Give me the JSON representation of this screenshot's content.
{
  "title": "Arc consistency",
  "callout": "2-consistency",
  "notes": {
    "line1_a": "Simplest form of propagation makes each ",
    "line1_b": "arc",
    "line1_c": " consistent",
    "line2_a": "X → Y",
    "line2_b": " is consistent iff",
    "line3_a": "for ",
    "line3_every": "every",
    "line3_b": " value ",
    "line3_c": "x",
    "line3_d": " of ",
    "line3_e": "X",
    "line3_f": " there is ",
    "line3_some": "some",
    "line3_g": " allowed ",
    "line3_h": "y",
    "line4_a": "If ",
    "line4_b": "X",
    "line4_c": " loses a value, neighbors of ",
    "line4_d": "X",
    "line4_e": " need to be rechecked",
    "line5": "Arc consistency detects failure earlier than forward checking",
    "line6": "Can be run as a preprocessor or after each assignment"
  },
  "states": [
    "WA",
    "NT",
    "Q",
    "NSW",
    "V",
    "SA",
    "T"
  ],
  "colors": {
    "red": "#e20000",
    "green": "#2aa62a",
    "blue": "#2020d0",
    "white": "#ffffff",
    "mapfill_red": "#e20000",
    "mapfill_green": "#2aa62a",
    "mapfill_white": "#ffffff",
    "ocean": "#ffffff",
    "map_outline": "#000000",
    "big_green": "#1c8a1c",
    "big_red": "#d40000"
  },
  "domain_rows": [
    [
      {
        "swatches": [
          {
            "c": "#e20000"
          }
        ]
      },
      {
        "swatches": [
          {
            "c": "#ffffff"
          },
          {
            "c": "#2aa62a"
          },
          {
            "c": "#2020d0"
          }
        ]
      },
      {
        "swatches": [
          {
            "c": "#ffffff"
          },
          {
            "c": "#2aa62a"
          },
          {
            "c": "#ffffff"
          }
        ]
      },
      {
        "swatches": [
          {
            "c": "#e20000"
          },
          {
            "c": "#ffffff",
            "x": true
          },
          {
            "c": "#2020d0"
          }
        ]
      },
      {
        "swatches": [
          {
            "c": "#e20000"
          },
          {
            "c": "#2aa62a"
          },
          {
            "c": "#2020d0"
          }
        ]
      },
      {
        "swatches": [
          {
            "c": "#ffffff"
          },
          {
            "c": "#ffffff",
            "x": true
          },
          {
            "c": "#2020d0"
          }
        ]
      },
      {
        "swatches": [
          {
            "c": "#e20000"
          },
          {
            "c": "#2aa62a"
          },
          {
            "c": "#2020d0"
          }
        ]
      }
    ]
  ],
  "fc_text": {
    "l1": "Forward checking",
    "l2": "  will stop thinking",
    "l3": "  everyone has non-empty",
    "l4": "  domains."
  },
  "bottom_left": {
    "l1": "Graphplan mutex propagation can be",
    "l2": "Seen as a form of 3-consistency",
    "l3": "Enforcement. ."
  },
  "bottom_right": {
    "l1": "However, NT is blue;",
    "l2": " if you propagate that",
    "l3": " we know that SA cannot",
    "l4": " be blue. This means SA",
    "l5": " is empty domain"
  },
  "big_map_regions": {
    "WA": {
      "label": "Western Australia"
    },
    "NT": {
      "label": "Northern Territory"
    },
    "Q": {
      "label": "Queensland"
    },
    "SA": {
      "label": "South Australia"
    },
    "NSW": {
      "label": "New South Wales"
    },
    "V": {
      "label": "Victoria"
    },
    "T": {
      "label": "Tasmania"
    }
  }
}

───

Reproduce the material above exactly; please quote every line of it.

Give me the JSON representation of this screenshot's content.
{
  "title": "Arc consistency",
  "callout": "2-consistency",
  "notes": {
    "line1_a": "Simplest form of propagation makes each ",
    "line1_b": "arc",
    "line1_c": " consistent",
    "line2_a": "X → Y",
    "line2_b": " is consistent iff",
    "line3_a": "for ",
    "line3_every": "every",
    "line3_b": " value ",
    "line3_c": "x",
    "line3_d": " of ",
    "line3_e": "X",
    "line3_f": " there is ",
    "line3_some": "some",
    "line3_g": " allowed ",
    "line3_h": "y",
    "line4_a": "If ",
    "line4_b": "X",
    "line4_c": " loses a value, neighbors of ",
    "line4_d": "X",
    "line4_e": " need to be rechecked",
    "line5": "Arc consistency detects failure earlier than forward checking",
    "line6": "Can be run as a preprocessor or after each assignment"
  },
  "states": [
    "WA",
    "NT",
    "Q",
    "NSW",
    "V",
    "SA",
    "T"
  ],
  "colors": {
    "red": "#e20000",
    "green": "#2aa62a",
    "blue": "#2020d0",
    "white": "#ffffff",
    "mapfill_red": "#e20000",
    "mapfill_green": "#2aa62a",
    "mapfill_white": "#ffffff",
    "ocean": "#ffffff",
    "map_outline": "#000000",
    "big_green": "#1c8a1c",
    "big_red": "#d40000"
  },
  "domain_rows": [
    [
      {
        "swatches": [
          {
            "c": "#e20000"
          }
        ]
      },
      {
        "swatches": [
          {
            "c": "#ffffff"
          },
          {
            "c": "#2aa62a"
          },
          {
            "c": "#2020d0"
          }
        ]
      },
      {
        "swatches": [
          {
            "c": "#ffffff"
          },
          {
            "c": "#2aa62a"
          },
          {
            "c": "#ffffff"
          }
        ]
      },
      {
        "swatches": [
          {
            "c": "#e20000"
          },
          {
            "c": "#ffffff",
            "x": true
          },
          {
            "c": "#2020d0"
          }
        ]
      },
      {
        "swatches": [
          {
            "c": "#e20000"
          },
          {
            "c": "#2aa62a"
          },
          {
            "c": "#2020d0"
          }
        ]
      },
      {
        "swatches": [
          {
            "c": "#ffffff"
          },
          {
            "c": "#ffffff",
            "x": true
          },
          {
            "c": "#2020d0"
          }
        ]
      },
      {
        "swatches": [
          {
            "c": "#e20000"
          },
          {
            "c": "#2aa62a"
          },
          {
            "c": "#2020d0"
          }
        ]
      }
    ]
  ],
  "fc_text": {
    "l1": "Forward checking",
    "l2": "  will stop thinking",
    "l3": "  everyone has non-empty",
    "l4": "  domains."
  },
  "bottom_left": {
    "l1": "Graphplan mutex propagation can be",
    "l2": "Seen as a form of 3-consistency",
    "l3": "Enforcement. ."
  },
  "bottom_right": {
    "l1": "However, NT is blue;",
    "l2": " if you propagate that",
    "l3": " we know that SA cannot",
    "l4": " be blue. This means SA",
    "l5": " is empty domain"
  },
  "big_map_regions": {
    "WA": {
      "label": "Western Australia"
    },
    "NT": {
      "label": "Northern Territory"
    },
    "Q": {
      "label": "Queensland"
    },
    "SA": {
      "label": "South Australia"
    },
    "NSW": {
      "label": "New South Wales"
    },
    "V": {
      "label": "Victoria"
    },
    "T": {
      "label": "Tasmania"
    }
  }
}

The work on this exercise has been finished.